* Records for processing
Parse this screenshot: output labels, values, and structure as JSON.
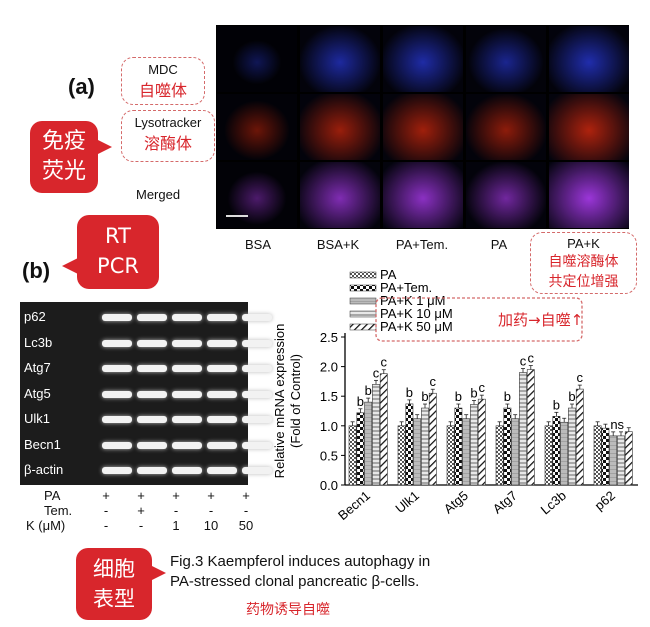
{
  "panel_a": {
    "letter": "(a)",
    "bubble": {
      "line1": "免疫",
      "line2": "荧光"
    },
    "row_labels": [
      {
        "en": "MDC",
        "zh": "自噬体"
      },
      {
        "en": "Lysotracker",
        "zh": "溶酶体"
      },
      {
        "en": "Merged"
      }
    ],
    "columns": [
      "BSA",
      "BSA+K",
      "PA+Tem.",
      "PA",
      "PA+K"
    ],
    "pak_note": {
      "line1": "自噬溶酶体",
      "line2": "共定位增强"
    },
    "intensity": [
      [
        0.05,
        0.55,
        0.6,
        0.45,
        0.65
      ],
      [
        0.3,
        0.65,
        0.7,
        0.55,
        0.8
      ],
      [
        0.2,
        0.7,
        0.8,
        0.55,
        0.95
      ]
    ]
  },
  "panel_b": {
    "letter": "(b)",
    "bubble": {
      "line1": "RT",
      "line2": "PCR"
    },
    "genes": [
      "p62",
      "Lc3b",
      "Atg7",
      "Atg5",
      "Ulk1",
      "Becn1",
      "β-actin"
    ],
    "conditions": [
      {
        "label": "PA",
        "values": [
          "+",
          "+",
          "+",
          "+",
          "+"
        ]
      },
      {
        "label": "Tem.",
        "values": [
          "-",
          "+",
          "-",
          "-",
          "-"
        ]
      },
      {
        "label": "K (μM)",
        "values": [
          "-",
          "-",
          "1",
          "10",
          "50"
        ]
      }
    ]
  },
  "chart_data": {
    "type": "bar",
    "ylabel": "Relative mRNA expression (Fold of Control)",
    "ylabel_line1": "Relative mRNA expression",
    "ylabel_line2": "(Fold of Control)",
    "ylim": [
      0,
      2.5
    ],
    "yticks": [
      "0.0",
      "0.5",
      "1.0",
      "1.5",
      "2.0",
      "2.5"
    ],
    "categories": [
      "Becn1",
      "Ulk1",
      "Atg5",
      "Atg7",
      "Lc3b",
      "p62"
    ],
    "series": [
      {
        "name": "PA",
        "values": [
          1.0,
          1.0,
          1.0,
          1.0,
          1.0,
          1.0
        ]
      },
      {
        "name": "PA+Tem.",
        "values": [
          1.22,
          1.37,
          1.3,
          1.3,
          1.16,
          0.96
        ]
      },
      {
        "name": "PA+K 1 μM",
        "values": [
          1.4,
          1.12,
          1.12,
          1.12,
          1.06,
          0.83
        ]
      },
      {
        "name": "PA+K 10 μM",
        "values": [
          1.7,
          1.3,
          1.36,
          1.9,
          1.3,
          0.83
        ]
      },
      {
        "name": "PA+K 50 μM",
        "values": [
          1.88,
          1.55,
          1.45,
          1.95,
          1.62,
          0.9
        ]
      }
    ],
    "annotations": [
      {
        "category": "Becn1",
        "series": 1,
        "text": "b"
      },
      {
        "category": "Becn1",
        "series": 2,
        "text": "b"
      },
      {
        "category": "Becn1",
        "series": 3,
        "text": "c"
      },
      {
        "category": "Becn1",
        "series": 4,
        "text": "c"
      },
      {
        "category": "Ulk1",
        "series": 1,
        "text": "b"
      },
      {
        "category": "Ulk1",
        "series": 3,
        "text": "b"
      },
      {
        "category": "Ulk1",
        "series": 4,
        "text": "c"
      },
      {
        "category": "Atg5",
        "series": 1,
        "text": "b"
      },
      {
        "category": "Atg5",
        "series": 3,
        "text": "b"
      },
      {
        "category": "Atg5",
        "series": 4,
        "text": "c"
      },
      {
        "category": "Atg7",
        "series": 1,
        "text": "b"
      },
      {
        "category": "Atg7",
        "series": 3,
        "text": "c"
      },
      {
        "category": "Atg7",
        "series": 4,
        "text": "c"
      },
      {
        "category": "Lc3b",
        "series": 1,
        "text": "b"
      },
      {
        "category": "Lc3b",
        "series": 3,
        "text": "b"
      },
      {
        "category": "Lc3b",
        "series": 4,
        "text": "c"
      },
      {
        "category": "p62",
        "series": 2,
        "text": "ns"
      }
    ],
    "legend_note": "加药→自噬↑"
  },
  "bottom": {
    "bubble": {
      "line1": "细胞",
      "line2": "表型"
    },
    "caption_line1": "Fig.3 Kaempferol induces autophagy in",
    "caption_line2": "PA-stressed clonal pancreatic β-cells.",
    "note": "药物诱导自噬"
  },
  "colors": {
    "accent": "#d8262c",
    "mdc": "#2a3be0",
    "lyso": "#c82810",
    "merged": "#a038e0"
  }
}
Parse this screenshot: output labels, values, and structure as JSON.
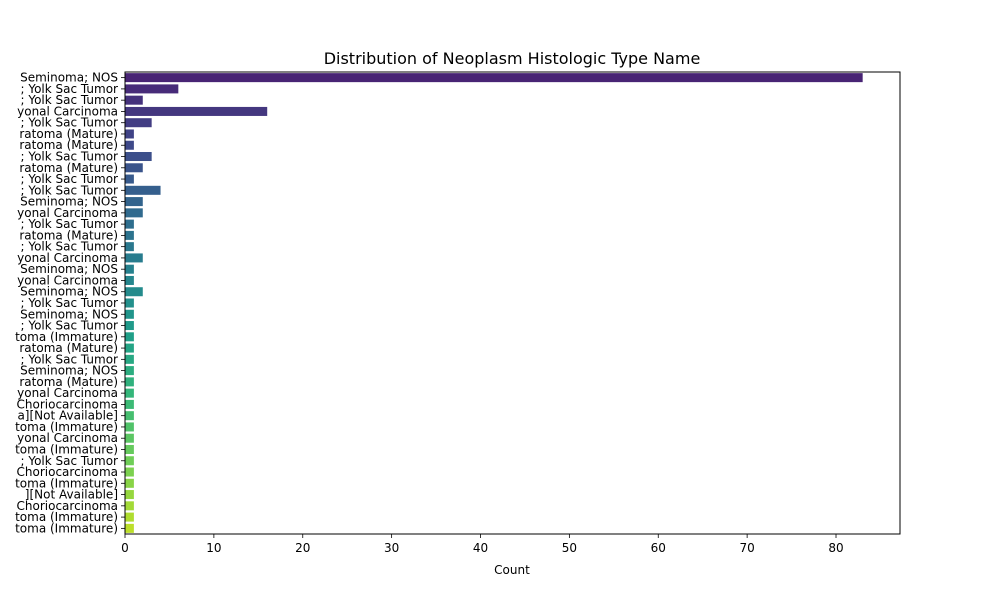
{
  "chart_data": {
    "type": "bar",
    "orientation": "horizontal",
    "title": "Distribution of Neoplasm Histologic Type Name",
    "xlabel": "Count",
    "ylabel": "",
    "xlim": [
      0,
      87.2
    ],
    "xticks": [
      0,
      10,
      20,
      30,
      40,
      50,
      60,
      70,
      80
    ],
    "grid": false,
    "legend": "none",
    "palette": "viridis",
    "categories": [
      "Seminoma; NOS",
      "; Yolk Sac Tumor",
      "; Yolk Sac Tumor",
      "yonal Carcinoma",
      "; Yolk Sac Tumor",
      "ratoma (Mature)",
      "ratoma (Mature)",
      "; Yolk Sac Tumor",
      "ratoma (Mature)",
      "; Yolk Sac Tumor",
      "; Yolk Sac Tumor",
      "Seminoma; NOS",
      "yonal Carcinoma",
      "; Yolk Sac Tumor",
      "ratoma (Mature)",
      "; Yolk Sac Tumor",
      "yonal Carcinoma",
      "Seminoma; NOS",
      "yonal Carcinoma",
      "Seminoma; NOS",
      "; Yolk Sac Tumor",
      "Seminoma; NOS",
      "; Yolk Sac Tumor",
      "toma (Immature)",
      "ratoma (Mature)",
      "; Yolk Sac Tumor",
      "Seminoma; NOS",
      "ratoma (Mature)",
      "yonal Carcinoma",
      "Choriocarcinoma",
      "a][Not Available]",
      "toma (Immature)",
      "yonal Carcinoma",
      "toma (Immature)",
      "; Yolk Sac Tumor",
      "Choriocarcinoma",
      "toma (Immature)",
      "][Not Available]",
      "Choriocarcinoma",
      "toma (Immature)",
      "toma (Immature)"
    ],
    "values": [
      83,
      6,
      2,
      16,
      3,
      1,
      1,
      3,
      2,
      1,
      4,
      2,
      2,
      1,
      1,
      1,
      2,
      1,
      1,
      2,
      1,
      1,
      1,
      1,
      1,
      1,
      1,
      1,
      1,
      1,
      1,
      1,
      1,
      1,
      1,
      1,
      1,
      1,
      1,
      1,
      1
    ]
  }
}
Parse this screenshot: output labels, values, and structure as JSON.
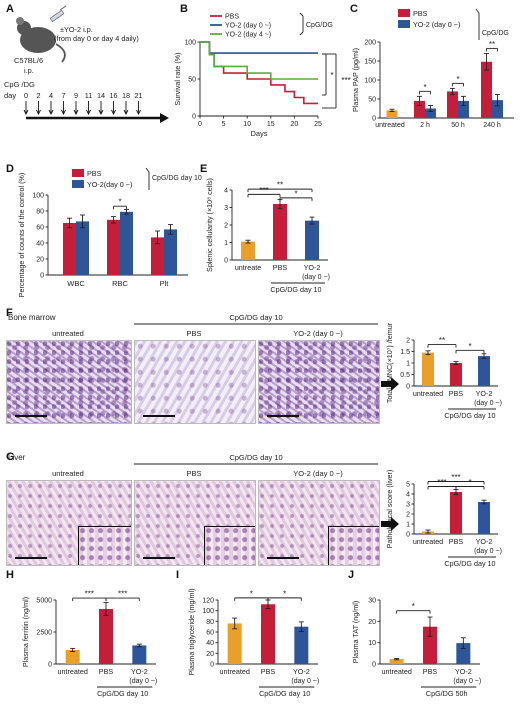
{
  "colors": {
    "pbs": "#c41e3a",
    "yo2": "#2e5597",
    "untreated": "#e8a02a",
    "survival_yo2_day4": "#5aae3c"
  },
  "panel_labels": [
    "A",
    "B",
    "C",
    "D",
    "E",
    "F",
    "G",
    "H",
    "I",
    "J"
  ],
  "schematic": {
    "mouse": "C57BL/6",
    "yo2_dose": "±YO-2 i.p.",
    "yo2_schedule": "(from day 0 or day 4 daily)",
    "cpg_label": "CpG /DG",
    "ip_label": "i.p.",
    "day_label": "day",
    "days": [
      "0",
      "2",
      "4",
      "7",
      "9",
      "11",
      "14",
      "16",
      "18",
      "21"
    ]
  },
  "micro": {
    "F": {
      "title": "Bone marrow",
      "group_header": "CpG/DG day 10",
      "captions": [
        "untreated",
        "PBS",
        "YO-2 (day 0 ~)"
      ]
    },
    "G": {
      "title": "Liver",
      "group_header": "CpG/DG day 10",
      "captions": [
        "untreated",
        "PBS",
        "YO-2 (day 0 ~)"
      ]
    }
  },
  "chart_data": [
    {
      "panel": "B",
      "type": "line",
      "xlabel": "Days",
      "ylabel": "Survival rate (%)",
      "xlim": [
        0,
        25
      ],
      "ylim": [
        0,
        100
      ],
      "xticks": [
        0,
        5,
        10,
        15,
        20,
        25
      ],
      "yticks": [
        0,
        50,
        100
      ],
      "legend_group_label": "CpG/DG",
      "series": [
        {
          "name": "PBS",
          "color": "#c41e3a",
          "x": [
            0,
            2,
            2,
            3,
            3,
            5,
            5,
            10,
            10,
            15,
            15,
            18,
            18,
            20,
            20,
            22,
            22,
            25
          ],
          "y": [
            100,
            100,
            83,
            83,
            67,
            67,
            58,
            58,
            50,
            50,
            42,
            42,
            33,
            33,
            25,
            25,
            17,
            17
          ]
        },
        {
          "name": "YO-2 (day 0 ~)",
          "color": "#2e5597",
          "x": [
            0,
            2,
            2,
            25
          ],
          "y": [
            100,
            100,
            85,
            85
          ]
        },
        {
          "name": "YO-2 (day 4 ~)",
          "color": "#5aae3c",
          "x": [
            0,
            2,
            2,
            3,
            3,
            10,
            10,
            15,
            15,
            25
          ],
          "y": [
            100,
            100,
            83,
            83,
            67,
            67,
            58,
            58,
            50,
            50
          ]
        }
      ],
      "significance": [
        "*",
        "***"
      ]
    },
    {
      "panel": "C",
      "type": "bar",
      "ylabel": "Plasma PAP (pg/ml)",
      "ylim": [
        0,
        200
      ],
      "yticks": [
        0,
        50,
        100,
        150,
        200
      ],
      "categories": [
        "untreated",
        "2 h",
        "50 h",
        "240 h"
      ],
      "legend_group_label": "CpG/DG",
      "series": [
        {
          "name": "PBS",
          "values": [
            null,
            45,
            70,
            148
          ],
          "errors": [
            null,
            12,
            8,
            22
          ]
        },
        {
          "name": "YO-2 (day 0 ~)",
          "values": [
            null,
            25,
            45,
            47
          ],
          "errors": [
            null,
            8,
            12,
            15
          ]
        }
      ],
      "untreated": {
        "value": 20,
        "error": 3
      },
      "significance": [
        "*",
        "*",
        "**"
      ]
    },
    {
      "panel": "D",
      "type": "bar",
      "ylabel": "Percentage of counts of the control (%)",
      "ylim": [
        0,
        100
      ],
      "yticks": [
        0,
        20,
        40,
        60,
        80,
        100
      ],
      "categories": [
        "WBC",
        "RBC",
        "Plt"
      ],
      "legend_group_label": "CpG/DG day 10",
      "series": [
        {
          "name": "PBS",
          "values": [
            65,
            69,
            47
          ],
          "errors": [
            6,
            4,
            8
          ]
        },
        {
          "name": "YO-2(day 0 ~)",
          "values": [
            67,
            79,
            57
          ],
          "errors": [
            8,
            3,
            6
          ]
        }
      ],
      "significance": [
        "*"
      ]
    },
    {
      "panel": "E",
      "type": "bar",
      "ylabel": "Splenic cellularity (×10⁸ cells)",
      "ylim": [
        0,
        4
      ],
      "yticks": [
        0,
        1,
        2,
        3,
        4
      ],
      "categories": [
        "untreate",
        "PBS",
        "YO-2 (day 0 ~)"
      ],
      "values": [
        1.05,
        3.2,
        2.25
      ],
      "errors": [
        0.08,
        0.25,
        0.2
      ],
      "group_label": "CpG/DG day 10",
      "significance": [
        "***",
        "**",
        "*"
      ]
    },
    {
      "panel": "F",
      "type": "bar",
      "ylabel": "Total BMNC(×10⁷) /femur",
      "ylim": [
        0,
        2
      ],
      "yticks": [
        0,
        0.5,
        1,
        1.5,
        2
      ],
      "categories": [
        "untreated",
        "PBS",
        "YO-2 (day 0 ~)"
      ],
      "values": [
        1.45,
        1.0,
        1.3
      ],
      "errors": [
        0.08,
        0.06,
        0.1
      ],
      "group_label": "CpG/DG day 10",
      "significance": [
        "**",
        "*"
      ]
    },
    {
      "panel": "G",
      "type": "bar",
      "ylabel": "Pathological score (liver)",
      "ylim": [
        0,
        5
      ],
      "yticks": [
        0,
        1,
        2,
        3,
        4,
        5
      ],
      "categories": [
        "untreated",
        "PBS",
        "YO-2 (day 0 ~)"
      ],
      "values": [
        0.25,
        4.2,
        3.2
      ],
      "errors": [
        0.15,
        0.25,
        0.18
      ],
      "group_label": "CpG/DG day 10",
      "significance": [
        "***",
        "***",
        "*"
      ]
    },
    {
      "panel": "H",
      "type": "bar",
      "ylabel": "Plasma ferritin (ng/ml)",
      "ylim": [
        0,
        5000
      ],
      "yticks": [
        0,
        2500,
        5000
      ],
      "categories": [
        "untreated",
        "PBS",
        "YO-2 (day 0 ~)"
      ],
      "values": [
        1100,
        4300,
        1450
      ],
      "errors": [
        120,
        500,
        100
      ],
      "group_label": "CpG/DG day 10",
      "significance": [
        "***",
        "***"
      ]
    },
    {
      "panel": "I",
      "type": "bar",
      "ylabel": "Plasma triglyceride (mg/ml)",
      "ylim": [
        0,
        120
      ],
      "yticks": [
        0,
        20,
        40,
        60,
        80,
        100,
        120
      ],
      "categories": [
        "untreated",
        "PBS",
        "YO-2 (day 0 ~)"
      ],
      "values": [
        76,
        112,
        70
      ],
      "errors": [
        10,
        8,
        9
      ],
      "group_label": "CpG/DG day 10",
      "significance": [
        "*",
        "*"
      ]
    },
    {
      "panel": "J",
      "type": "bar",
      "ylabel": "Plasma TAT (ng/ml)",
      "ylim": [
        0,
        30
      ],
      "yticks": [
        0,
        10,
        20,
        30
      ],
      "categories": [
        "untreated",
        "PBS",
        "YO-2 (day 0 ~)"
      ],
      "values": [
        2.3,
        17.5,
        9.8
      ],
      "errors": [
        0.3,
        4.5,
        2.5
      ],
      "group_label": "CpG/DG 50h",
      "significance": [
        "*"
      ]
    }
  ]
}
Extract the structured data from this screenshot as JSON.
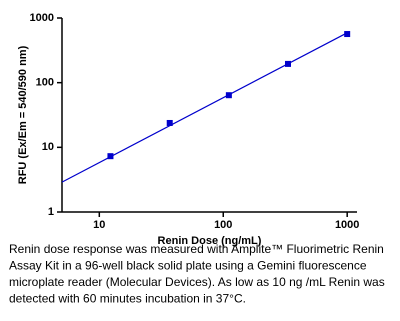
{
  "chart_data": {
    "type": "scatter",
    "x_label": "Renin Dose (ng/mL)",
    "y_label": "RFU (Ex/Em = 540/590 nm)",
    "x_log": true,
    "y_log": true,
    "xlim": [
      5,
      1200
    ],
    "ylim": [
      1,
      1000
    ],
    "xticks": [
      10,
      100,
      1000
    ],
    "yticks": [
      1,
      10,
      100,
      1000
    ],
    "series": [
      {
        "name": "Renin",
        "color": "#0000cc",
        "x": [
          12.3,
          37,
          111,
          333,
          1000
        ],
        "values": [
          7.3,
          23.8,
          64,
          195,
          565
        ]
      }
    ],
    "fit_line": {
      "color": "#0000cc",
      "x": [
        5,
        1000
      ],
      "values": [
        2.9,
        590
      ]
    },
    "caption": [
      "Renin dose response was measured with Amplite™ Fluorimetric Renin",
      "Assay Kit in a 96-well black solid plate using a Gemini fluorescence",
      "microplate reader (Molecular Devices). As low as 10 ng /mL Renin was",
      "detected with 60 minutes incubation in 37°C."
    ]
  }
}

* Task to complete
Copying starts at the line containing "Extract the structured" and ends at the last line of the material above; repeat only those lines exactly and omit the pictures.

* Answer below
Extract the structured data from this screenshot as JSON.
{
  "chart_data": {
    "type": "scatter",
    "x_label": "Renin Dose (ng/mL)",
    "y_label": "RFU (Ex/Em = 540/590 nm)",
    "x_log": true,
    "y_log": true,
    "xlim": [
      5,
      1200
    ],
    "ylim": [
      1,
      1000
    ],
    "xticks": [
      10,
      100,
      1000
    ],
    "yticks": [
      1,
      10,
      100,
      1000
    ],
    "series": [
      {
        "name": "Renin",
        "color": "#0000cc",
        "x": [
          12.3,
          37,
          111,
          333,
          1000
        ],
        "values": [
          7.3,
          23.8,
          64,
          195,
          565
        ]
      }
    ],
    "fit_line": {
      "color": "#0000cc",
      "x": [
        5,
        1000
      ],
      "values": [
        2.9,
        590
      ]
    },
    "caption": [
      "Renin dose response was measured with Amplite™ Fluorimetric Renin",
      "Assay Kit in a 96-well black solid plate using a Gemini fluorescence",
      "microplate reader (Molecular Devices). As low as 10 ng /mL Renin was",
      "detected with 60 minutes incubation in 37°C."
    ]
  }
}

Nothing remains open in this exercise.